**Directions for this task**
Take the line that contains "Output the text content of this document." as the first and the last line of the material as the final one; set down exactly the lines in that span.

[Dataset items]
-*-*-

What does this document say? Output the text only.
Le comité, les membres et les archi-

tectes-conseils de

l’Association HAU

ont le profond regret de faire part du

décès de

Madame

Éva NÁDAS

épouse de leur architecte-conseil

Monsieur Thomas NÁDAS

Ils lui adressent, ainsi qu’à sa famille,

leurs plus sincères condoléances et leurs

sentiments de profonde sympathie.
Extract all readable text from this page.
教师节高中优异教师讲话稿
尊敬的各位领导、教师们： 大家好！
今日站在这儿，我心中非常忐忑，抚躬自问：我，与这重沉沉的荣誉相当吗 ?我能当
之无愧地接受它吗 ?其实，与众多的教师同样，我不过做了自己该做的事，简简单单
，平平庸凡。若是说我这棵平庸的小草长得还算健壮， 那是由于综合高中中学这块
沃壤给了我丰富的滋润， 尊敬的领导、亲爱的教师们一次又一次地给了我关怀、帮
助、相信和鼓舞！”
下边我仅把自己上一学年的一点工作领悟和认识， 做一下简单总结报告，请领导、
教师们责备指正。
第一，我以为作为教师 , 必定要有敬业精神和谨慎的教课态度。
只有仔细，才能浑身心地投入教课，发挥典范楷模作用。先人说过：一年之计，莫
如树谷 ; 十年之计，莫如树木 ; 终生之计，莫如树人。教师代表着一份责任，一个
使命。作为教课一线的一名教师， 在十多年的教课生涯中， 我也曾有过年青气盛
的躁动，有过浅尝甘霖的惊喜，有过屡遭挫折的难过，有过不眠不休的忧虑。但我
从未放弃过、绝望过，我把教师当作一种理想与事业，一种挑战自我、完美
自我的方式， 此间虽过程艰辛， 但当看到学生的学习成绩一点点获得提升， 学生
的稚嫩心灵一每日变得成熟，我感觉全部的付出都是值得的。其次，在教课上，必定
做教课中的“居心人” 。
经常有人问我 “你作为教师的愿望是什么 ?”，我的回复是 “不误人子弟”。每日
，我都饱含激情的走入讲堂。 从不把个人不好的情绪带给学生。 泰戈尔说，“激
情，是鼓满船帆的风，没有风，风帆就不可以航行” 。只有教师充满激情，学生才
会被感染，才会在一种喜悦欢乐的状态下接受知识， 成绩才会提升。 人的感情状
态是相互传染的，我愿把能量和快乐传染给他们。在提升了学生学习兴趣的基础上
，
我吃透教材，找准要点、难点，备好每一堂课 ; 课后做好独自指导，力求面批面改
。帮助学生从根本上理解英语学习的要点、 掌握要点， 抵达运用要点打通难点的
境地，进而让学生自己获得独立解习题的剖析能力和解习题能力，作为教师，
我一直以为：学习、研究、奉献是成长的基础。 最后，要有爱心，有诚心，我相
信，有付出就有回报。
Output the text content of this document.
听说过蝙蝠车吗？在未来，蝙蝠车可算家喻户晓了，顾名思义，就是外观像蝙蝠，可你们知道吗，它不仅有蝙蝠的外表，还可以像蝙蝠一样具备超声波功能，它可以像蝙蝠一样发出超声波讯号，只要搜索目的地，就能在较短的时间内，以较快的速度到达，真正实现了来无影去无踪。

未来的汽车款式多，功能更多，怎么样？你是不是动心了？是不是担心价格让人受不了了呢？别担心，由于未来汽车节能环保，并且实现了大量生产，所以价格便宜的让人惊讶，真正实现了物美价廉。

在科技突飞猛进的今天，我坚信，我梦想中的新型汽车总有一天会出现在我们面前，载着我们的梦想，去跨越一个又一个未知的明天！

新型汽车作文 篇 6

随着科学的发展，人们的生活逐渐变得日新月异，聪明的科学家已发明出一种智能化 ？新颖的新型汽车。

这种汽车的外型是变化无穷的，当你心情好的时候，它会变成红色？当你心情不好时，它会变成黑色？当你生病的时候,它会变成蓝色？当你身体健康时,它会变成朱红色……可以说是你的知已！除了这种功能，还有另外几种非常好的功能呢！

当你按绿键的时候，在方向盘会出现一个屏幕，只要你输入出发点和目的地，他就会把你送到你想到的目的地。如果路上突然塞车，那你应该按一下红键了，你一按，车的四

-*-*-

**Full output**
Output the text content of this document.
听说过蝙蝠车吗？在未来，蝙蝠车可算家喻户晓了，顾名思义，就是外观像蝙蝠，可你们知道吗，它不仅有蝙蝠的外表，还可以像蝙蝠一样具备超声波功能，它可以像蝙蝠一样发出超声波讯号，只要搜索目的地，就能在较短的时间内，以较快的速度到达，真正实现了来无影去无踪。

未来的汽车款式多，功能更多，怎么样？你是不是动心了？是不是担心价格让人受不了了呢？别担心，由于未来汽车节能环保，并且实现了大量生产，所以价格便宜的让人惊讶，真正实现了物美价廉。

在科技突飞猛进的今天，我坚信，我梦想中的新型汽车总有一天会出现在我们面前，载着我们的梦想，去跨越一个又一个未知的明天！

新型汽车作文 篇 6

随着科学的发展，人们的生活逐渐变得日新月异，聪明的科学家已发明出一种智能化 ？新颖的新型汽车。

这种汽车的外型是变化无穷的，当你心情好的时候，它会变成红色？当你心情不好时，它会变成黑色？当你生病的时候,它会变成蓝色？当你身体健康时,它会变成朱红色……可以说是你的知已！除了这种功能，还有另外几种非常好的功能呢！

当你按绿键的时候，在方向盘会出现一个屏幕，只要你输入出发点和目的地，他就会把你送到你想到的目的地。如果路上突然塞车，那你应该按一下红键了，你一按，车的四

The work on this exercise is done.